Report the count of lines holding "查看报告" in the records, with no other words.

· · · · · · ·

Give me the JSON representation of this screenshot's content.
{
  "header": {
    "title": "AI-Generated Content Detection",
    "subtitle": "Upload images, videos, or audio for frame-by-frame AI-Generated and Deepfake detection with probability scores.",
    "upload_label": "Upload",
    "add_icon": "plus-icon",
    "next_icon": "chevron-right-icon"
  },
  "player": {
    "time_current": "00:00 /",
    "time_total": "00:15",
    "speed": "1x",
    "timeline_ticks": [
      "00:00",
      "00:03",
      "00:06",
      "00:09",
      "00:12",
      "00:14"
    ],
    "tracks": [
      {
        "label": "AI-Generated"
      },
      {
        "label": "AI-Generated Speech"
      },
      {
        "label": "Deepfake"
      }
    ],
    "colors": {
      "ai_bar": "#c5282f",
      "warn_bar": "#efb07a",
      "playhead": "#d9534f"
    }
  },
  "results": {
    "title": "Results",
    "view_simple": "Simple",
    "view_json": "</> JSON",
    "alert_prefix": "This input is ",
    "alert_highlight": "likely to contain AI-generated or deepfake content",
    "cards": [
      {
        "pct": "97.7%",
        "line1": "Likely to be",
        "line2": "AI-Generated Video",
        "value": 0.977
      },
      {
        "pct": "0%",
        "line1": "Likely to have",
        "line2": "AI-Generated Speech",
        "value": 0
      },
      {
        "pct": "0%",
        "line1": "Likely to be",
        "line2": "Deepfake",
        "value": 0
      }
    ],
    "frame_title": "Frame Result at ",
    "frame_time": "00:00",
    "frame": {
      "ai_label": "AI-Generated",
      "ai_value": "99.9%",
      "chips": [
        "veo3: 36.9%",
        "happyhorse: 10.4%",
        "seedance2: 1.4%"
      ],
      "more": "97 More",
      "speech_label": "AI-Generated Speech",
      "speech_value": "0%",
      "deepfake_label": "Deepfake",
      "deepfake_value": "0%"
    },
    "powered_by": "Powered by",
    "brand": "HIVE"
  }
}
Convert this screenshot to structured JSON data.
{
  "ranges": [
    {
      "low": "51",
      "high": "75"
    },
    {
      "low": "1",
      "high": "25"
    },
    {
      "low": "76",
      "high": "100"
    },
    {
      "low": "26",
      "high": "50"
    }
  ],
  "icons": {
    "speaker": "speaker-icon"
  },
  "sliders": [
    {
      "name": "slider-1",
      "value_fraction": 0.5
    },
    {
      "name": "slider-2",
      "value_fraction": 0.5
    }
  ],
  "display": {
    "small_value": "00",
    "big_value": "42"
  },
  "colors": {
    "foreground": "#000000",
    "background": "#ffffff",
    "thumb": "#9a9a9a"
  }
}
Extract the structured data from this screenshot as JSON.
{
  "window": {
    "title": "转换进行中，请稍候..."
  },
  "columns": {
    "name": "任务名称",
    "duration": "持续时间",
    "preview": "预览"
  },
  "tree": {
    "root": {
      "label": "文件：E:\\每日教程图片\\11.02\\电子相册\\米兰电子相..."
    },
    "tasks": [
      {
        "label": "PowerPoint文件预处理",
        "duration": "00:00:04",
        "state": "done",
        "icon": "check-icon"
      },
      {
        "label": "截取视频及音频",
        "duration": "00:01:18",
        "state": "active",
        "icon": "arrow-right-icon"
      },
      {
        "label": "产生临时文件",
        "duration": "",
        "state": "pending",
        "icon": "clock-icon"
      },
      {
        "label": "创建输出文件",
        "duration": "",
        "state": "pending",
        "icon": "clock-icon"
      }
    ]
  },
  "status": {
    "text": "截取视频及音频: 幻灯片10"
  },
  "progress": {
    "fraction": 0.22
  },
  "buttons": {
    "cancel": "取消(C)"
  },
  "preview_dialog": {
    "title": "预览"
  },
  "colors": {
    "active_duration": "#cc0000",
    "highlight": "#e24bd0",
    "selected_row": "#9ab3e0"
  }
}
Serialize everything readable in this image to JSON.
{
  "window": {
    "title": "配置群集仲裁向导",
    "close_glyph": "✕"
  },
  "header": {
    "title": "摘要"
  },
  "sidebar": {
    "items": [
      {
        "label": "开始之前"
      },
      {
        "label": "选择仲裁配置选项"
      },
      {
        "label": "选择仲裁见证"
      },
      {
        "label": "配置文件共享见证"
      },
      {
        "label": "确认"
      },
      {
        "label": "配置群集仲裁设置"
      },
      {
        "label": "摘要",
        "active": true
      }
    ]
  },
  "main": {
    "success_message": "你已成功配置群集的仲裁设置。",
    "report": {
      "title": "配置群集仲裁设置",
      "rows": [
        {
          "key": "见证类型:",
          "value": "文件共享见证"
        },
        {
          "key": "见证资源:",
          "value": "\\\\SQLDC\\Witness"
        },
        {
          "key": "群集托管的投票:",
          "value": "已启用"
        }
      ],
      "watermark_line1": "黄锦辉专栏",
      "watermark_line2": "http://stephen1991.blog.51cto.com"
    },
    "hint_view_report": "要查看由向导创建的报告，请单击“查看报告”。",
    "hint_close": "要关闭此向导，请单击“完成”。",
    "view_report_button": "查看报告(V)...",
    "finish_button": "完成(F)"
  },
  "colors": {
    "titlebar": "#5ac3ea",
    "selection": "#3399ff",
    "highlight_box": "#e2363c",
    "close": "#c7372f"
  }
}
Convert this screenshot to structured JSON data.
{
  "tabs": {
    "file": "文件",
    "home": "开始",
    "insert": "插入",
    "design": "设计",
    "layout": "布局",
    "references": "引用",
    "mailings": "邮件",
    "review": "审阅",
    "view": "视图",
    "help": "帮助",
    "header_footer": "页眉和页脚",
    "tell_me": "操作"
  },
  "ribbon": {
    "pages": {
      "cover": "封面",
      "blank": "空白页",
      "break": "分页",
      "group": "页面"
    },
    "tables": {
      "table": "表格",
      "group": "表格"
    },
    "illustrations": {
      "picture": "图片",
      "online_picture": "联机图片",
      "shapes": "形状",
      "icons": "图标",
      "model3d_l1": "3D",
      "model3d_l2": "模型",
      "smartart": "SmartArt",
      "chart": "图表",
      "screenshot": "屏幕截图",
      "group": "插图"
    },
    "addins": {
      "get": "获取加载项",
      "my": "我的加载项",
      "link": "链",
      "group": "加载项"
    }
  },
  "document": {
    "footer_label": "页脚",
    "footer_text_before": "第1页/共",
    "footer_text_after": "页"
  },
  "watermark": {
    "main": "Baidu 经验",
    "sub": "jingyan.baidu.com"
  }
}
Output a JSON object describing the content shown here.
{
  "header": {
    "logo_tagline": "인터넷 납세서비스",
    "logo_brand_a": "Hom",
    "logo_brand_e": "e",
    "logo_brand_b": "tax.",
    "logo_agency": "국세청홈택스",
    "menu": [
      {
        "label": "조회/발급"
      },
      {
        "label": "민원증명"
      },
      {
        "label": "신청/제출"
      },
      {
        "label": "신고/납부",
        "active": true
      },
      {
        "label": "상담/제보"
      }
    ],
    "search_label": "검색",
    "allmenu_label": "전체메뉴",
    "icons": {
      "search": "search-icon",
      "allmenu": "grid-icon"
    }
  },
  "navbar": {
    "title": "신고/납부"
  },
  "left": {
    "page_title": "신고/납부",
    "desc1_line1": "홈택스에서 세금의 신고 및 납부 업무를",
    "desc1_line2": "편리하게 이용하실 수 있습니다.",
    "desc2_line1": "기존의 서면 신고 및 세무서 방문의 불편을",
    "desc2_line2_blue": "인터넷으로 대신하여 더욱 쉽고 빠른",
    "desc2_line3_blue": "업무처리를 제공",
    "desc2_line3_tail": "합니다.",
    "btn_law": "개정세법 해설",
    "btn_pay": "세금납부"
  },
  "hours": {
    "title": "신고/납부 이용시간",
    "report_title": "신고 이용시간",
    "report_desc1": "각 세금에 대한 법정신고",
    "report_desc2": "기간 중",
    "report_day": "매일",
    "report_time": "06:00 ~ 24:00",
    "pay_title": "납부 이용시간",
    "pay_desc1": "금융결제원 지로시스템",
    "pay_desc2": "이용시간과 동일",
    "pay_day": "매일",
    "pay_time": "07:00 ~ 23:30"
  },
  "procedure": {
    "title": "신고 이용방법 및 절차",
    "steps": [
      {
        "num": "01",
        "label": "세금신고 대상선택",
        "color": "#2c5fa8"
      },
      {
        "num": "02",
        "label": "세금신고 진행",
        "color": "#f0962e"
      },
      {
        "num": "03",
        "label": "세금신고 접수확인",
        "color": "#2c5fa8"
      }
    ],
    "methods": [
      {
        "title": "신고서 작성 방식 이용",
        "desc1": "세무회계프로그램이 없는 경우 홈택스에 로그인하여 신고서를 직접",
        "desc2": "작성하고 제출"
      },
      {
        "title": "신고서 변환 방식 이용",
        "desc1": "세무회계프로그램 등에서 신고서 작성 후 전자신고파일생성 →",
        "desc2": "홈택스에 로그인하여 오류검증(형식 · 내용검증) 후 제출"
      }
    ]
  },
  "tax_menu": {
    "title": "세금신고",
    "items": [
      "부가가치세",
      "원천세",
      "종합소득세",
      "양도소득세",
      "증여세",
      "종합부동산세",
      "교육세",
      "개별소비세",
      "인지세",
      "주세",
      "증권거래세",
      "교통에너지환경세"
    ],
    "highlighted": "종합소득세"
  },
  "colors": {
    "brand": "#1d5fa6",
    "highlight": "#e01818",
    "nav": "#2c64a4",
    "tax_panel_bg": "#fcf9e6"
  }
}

· · · · · · ·

**ANSWER FOR THE TASK**
2